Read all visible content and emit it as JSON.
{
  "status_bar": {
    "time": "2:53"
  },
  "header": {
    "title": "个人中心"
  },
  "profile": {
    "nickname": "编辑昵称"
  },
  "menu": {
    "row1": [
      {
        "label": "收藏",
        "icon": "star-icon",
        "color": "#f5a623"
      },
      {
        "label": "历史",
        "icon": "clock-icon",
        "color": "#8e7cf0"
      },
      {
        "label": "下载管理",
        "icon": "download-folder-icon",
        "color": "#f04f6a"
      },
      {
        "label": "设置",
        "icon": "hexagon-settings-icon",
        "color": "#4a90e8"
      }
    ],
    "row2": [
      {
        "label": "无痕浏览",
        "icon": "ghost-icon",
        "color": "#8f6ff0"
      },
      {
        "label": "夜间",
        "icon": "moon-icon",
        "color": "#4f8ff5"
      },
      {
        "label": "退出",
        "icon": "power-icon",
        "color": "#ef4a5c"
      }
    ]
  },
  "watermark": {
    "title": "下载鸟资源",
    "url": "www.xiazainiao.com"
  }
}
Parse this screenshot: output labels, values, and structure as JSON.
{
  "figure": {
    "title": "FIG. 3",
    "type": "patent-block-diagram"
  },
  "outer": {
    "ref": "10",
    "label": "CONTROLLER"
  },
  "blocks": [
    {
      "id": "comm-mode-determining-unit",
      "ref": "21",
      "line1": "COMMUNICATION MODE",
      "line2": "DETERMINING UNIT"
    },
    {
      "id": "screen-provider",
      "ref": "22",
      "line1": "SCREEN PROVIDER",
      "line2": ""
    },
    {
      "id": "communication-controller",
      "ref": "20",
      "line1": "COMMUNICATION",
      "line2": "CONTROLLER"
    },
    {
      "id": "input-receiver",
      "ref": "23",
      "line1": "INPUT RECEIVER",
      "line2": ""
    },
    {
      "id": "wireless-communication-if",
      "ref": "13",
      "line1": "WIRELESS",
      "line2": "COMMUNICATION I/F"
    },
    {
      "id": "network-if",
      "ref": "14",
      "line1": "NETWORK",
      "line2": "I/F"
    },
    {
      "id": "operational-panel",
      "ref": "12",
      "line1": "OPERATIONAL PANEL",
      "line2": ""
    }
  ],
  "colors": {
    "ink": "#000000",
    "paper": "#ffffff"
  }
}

==

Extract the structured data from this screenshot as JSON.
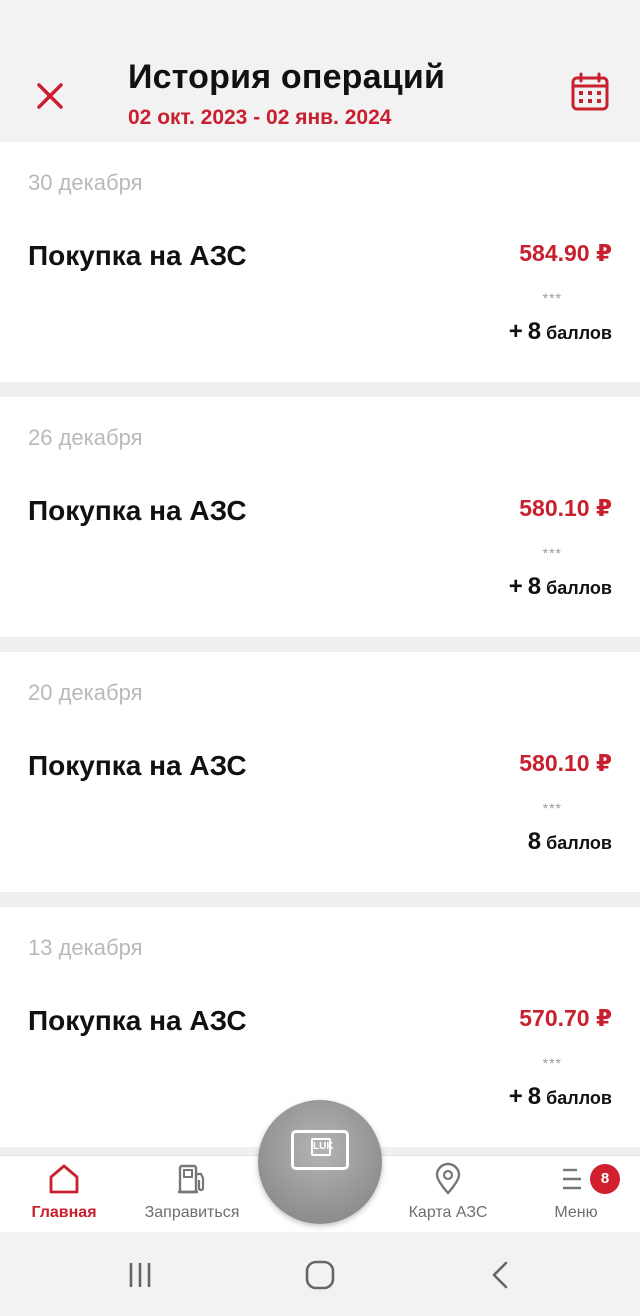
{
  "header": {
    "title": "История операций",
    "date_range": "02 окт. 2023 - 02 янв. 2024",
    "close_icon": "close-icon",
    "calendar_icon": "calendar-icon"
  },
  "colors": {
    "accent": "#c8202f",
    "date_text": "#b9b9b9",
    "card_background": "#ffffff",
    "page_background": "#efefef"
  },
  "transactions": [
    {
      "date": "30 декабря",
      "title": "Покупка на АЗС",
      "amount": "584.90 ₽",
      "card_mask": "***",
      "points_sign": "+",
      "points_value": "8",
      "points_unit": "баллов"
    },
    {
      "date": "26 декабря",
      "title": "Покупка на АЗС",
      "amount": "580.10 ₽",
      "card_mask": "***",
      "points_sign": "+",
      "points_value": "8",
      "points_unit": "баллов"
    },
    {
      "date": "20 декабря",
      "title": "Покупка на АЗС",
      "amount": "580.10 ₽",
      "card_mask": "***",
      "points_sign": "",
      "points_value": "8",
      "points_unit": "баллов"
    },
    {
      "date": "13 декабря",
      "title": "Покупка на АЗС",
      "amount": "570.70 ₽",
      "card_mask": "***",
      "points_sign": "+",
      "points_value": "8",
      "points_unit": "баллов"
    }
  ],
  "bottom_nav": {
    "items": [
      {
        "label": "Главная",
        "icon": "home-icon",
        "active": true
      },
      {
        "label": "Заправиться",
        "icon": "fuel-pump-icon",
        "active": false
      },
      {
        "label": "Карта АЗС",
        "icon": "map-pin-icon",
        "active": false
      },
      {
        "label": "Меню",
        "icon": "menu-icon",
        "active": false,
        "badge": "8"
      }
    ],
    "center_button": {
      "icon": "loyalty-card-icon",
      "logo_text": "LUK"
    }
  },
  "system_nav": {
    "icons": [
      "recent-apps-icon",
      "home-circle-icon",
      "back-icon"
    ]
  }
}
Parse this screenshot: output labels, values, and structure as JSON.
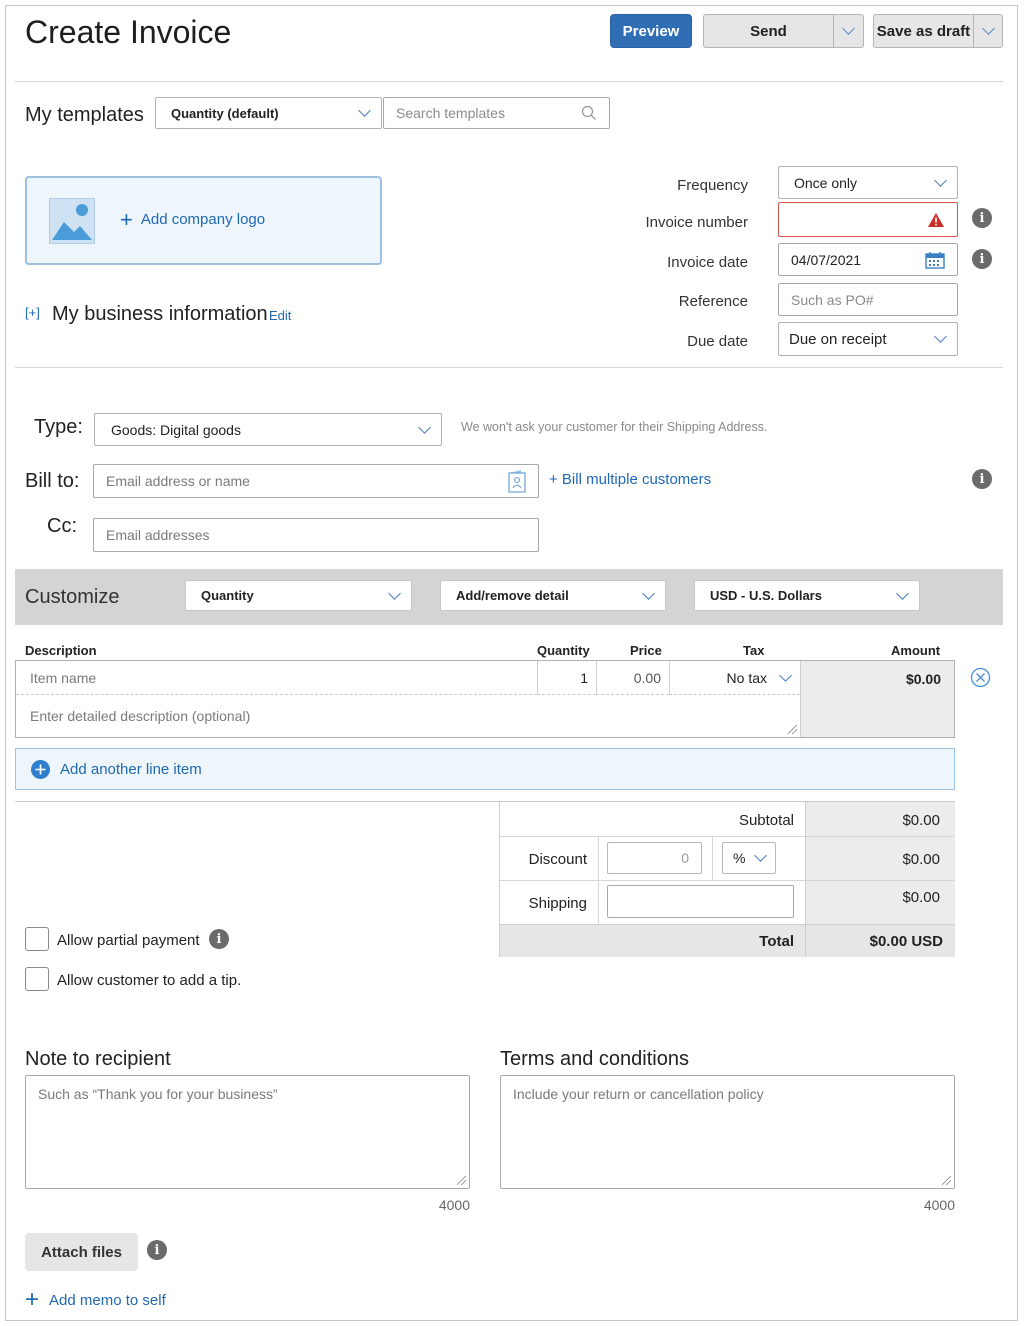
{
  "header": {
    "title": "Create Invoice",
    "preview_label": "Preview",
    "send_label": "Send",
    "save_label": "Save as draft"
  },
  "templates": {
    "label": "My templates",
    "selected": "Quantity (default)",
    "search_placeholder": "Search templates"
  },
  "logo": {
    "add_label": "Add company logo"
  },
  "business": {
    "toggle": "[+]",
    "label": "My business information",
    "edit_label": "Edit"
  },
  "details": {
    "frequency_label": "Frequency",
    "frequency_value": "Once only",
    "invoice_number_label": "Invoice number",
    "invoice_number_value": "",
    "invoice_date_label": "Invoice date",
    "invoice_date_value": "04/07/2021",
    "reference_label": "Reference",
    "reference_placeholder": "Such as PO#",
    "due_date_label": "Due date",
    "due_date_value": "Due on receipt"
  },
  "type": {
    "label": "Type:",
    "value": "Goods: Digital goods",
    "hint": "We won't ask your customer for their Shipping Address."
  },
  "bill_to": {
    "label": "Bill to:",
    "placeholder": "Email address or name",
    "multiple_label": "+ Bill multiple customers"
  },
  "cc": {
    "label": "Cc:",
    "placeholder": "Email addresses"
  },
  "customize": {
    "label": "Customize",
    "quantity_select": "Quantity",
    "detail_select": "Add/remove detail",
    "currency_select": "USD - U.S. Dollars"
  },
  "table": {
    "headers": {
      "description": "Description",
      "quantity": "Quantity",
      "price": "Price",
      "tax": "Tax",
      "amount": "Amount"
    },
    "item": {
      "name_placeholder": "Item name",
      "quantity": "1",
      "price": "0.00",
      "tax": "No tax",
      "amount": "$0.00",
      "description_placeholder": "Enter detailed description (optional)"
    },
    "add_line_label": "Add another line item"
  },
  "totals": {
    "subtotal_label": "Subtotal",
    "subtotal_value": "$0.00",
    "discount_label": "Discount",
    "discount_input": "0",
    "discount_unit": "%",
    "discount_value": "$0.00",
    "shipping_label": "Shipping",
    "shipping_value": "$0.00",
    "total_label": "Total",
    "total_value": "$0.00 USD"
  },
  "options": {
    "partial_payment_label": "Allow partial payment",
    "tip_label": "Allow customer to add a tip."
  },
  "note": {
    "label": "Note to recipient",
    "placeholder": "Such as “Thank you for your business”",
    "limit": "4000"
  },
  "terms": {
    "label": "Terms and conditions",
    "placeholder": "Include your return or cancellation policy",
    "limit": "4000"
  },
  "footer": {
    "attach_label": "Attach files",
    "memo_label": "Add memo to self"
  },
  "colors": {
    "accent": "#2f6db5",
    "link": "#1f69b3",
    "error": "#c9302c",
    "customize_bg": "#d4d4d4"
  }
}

--- STATED EXERCISE ---
Find the string "active" in the entries above and return each line that holds it.

--- SOLUTION BELOW ---
        "active": true
        "active": false
        "active": false
        "active": false,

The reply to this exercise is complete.